### GOAL
Leave out the pictures and copy everything else in the entries exactly.

***** SOURCE RECORDS

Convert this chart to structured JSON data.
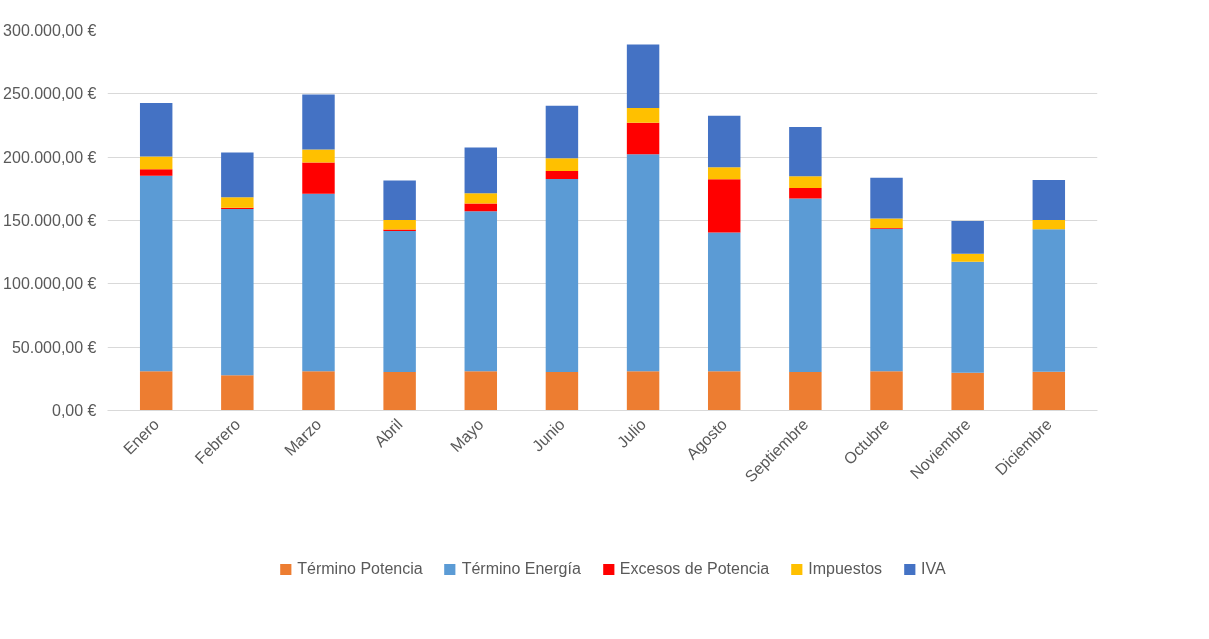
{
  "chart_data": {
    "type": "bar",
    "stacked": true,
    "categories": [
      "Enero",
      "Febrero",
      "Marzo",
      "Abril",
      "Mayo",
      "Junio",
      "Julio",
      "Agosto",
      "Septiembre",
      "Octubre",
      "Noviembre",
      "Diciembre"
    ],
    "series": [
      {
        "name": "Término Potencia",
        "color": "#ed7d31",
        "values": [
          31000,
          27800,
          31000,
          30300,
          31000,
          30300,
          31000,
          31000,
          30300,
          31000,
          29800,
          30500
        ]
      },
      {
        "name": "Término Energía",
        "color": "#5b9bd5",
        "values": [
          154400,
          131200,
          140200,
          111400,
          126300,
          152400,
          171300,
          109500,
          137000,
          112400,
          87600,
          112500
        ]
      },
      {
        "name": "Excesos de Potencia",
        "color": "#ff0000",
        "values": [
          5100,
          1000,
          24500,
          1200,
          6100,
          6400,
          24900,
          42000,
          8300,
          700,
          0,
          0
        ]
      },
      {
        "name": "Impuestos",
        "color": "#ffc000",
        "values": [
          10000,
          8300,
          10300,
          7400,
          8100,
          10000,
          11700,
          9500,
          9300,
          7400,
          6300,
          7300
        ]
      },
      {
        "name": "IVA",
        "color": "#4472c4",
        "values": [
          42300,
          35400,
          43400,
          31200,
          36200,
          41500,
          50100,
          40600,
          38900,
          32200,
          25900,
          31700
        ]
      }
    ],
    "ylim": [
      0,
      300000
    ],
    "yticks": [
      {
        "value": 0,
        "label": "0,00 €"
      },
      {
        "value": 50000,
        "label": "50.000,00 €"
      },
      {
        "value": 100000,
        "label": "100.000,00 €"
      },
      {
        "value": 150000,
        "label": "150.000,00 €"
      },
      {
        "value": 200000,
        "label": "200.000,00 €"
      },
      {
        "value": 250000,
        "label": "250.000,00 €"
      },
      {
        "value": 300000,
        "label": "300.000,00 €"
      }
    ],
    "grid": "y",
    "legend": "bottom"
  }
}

**********

### SOLUTION BELOW
Convert this chart to structured JSON data.
{
  "chart_data": {
    "type": "bar",
    "stacked": true,
    "categories": [
      "Enero",
      "Febrero",
      "Marzo",
      "Abril",
      "Mayo",
      "Junio",
      "Julio",
      "Agosto",
      "Septiembre",
      "Octubre",
      "Noviembre",
      "Diciembre"
    ],
    "series": [
      {
        "name": "Término Potencia",
        "color": "#ed7d31",
        "values": [
          31000,
          27800,
          31000,
          30300,
          31000,
          30300,
          31000,
          31000,
          30300,
          31000,
          29800,
          30500
        ]
      },
      {
        "name": "Término Energía",
        "color": "#5b9bd5",
        "values": [
          154400,
          131200,
          140200,
          111400,
          126300,
          152400,
          171300,
          109500,
          137000,
          112400,
          87600,
          112500
        ]
      },
      {
        "name": "Excesos de Potencia",
        "color": "#ff0000",
        "values": [
          5100,
          1000,
          24500,
          1200,
          6100,
          6400,
          24900,
          42000,
          8300,
          700,
          0,
          0
        ]
      },
      {
        "name": "Impuestos",
        "color": "#ffc000",
        "values": [
          10000,
          8300,
          10300,
          7400,
          8100,
          10000,
          11700,
          9500,
          9300,
          7400,
          6300,
          7300
        ]
      },
      {
        "name": "IVA",
        "color": "#4472c4",
        "values": [
          42300,
          35400,
          43400,
          31200,
          36200,
          41500,
          50100,
          40600,
          38900,
          32200,
          25900,
          31700
        ]
      }
    ],
    "ylim": [
      0,
      300000
    ],
    "yticks": [
      {
        "value": 0,
        "label": "0,00 €"
      },
      {
        "value": 50000,
        "label": "50.000,00 €"
      },
      {
        "value": 100000,
        "label": "100.000,00 €"
      },
      {
        "value": 150000,
        "label": "150.000,00 €"
      },
      {
        "value": 200000,
        "label": "200.000,00 €"
      },
      {
        "value": 250000,
        "label": "250.000,00 €"
      },
      {
        "value": 300000,
        "label": "300.000,00 €"
      }
    ],
    "grid": "y",
    "legend": "bottom"
  }
}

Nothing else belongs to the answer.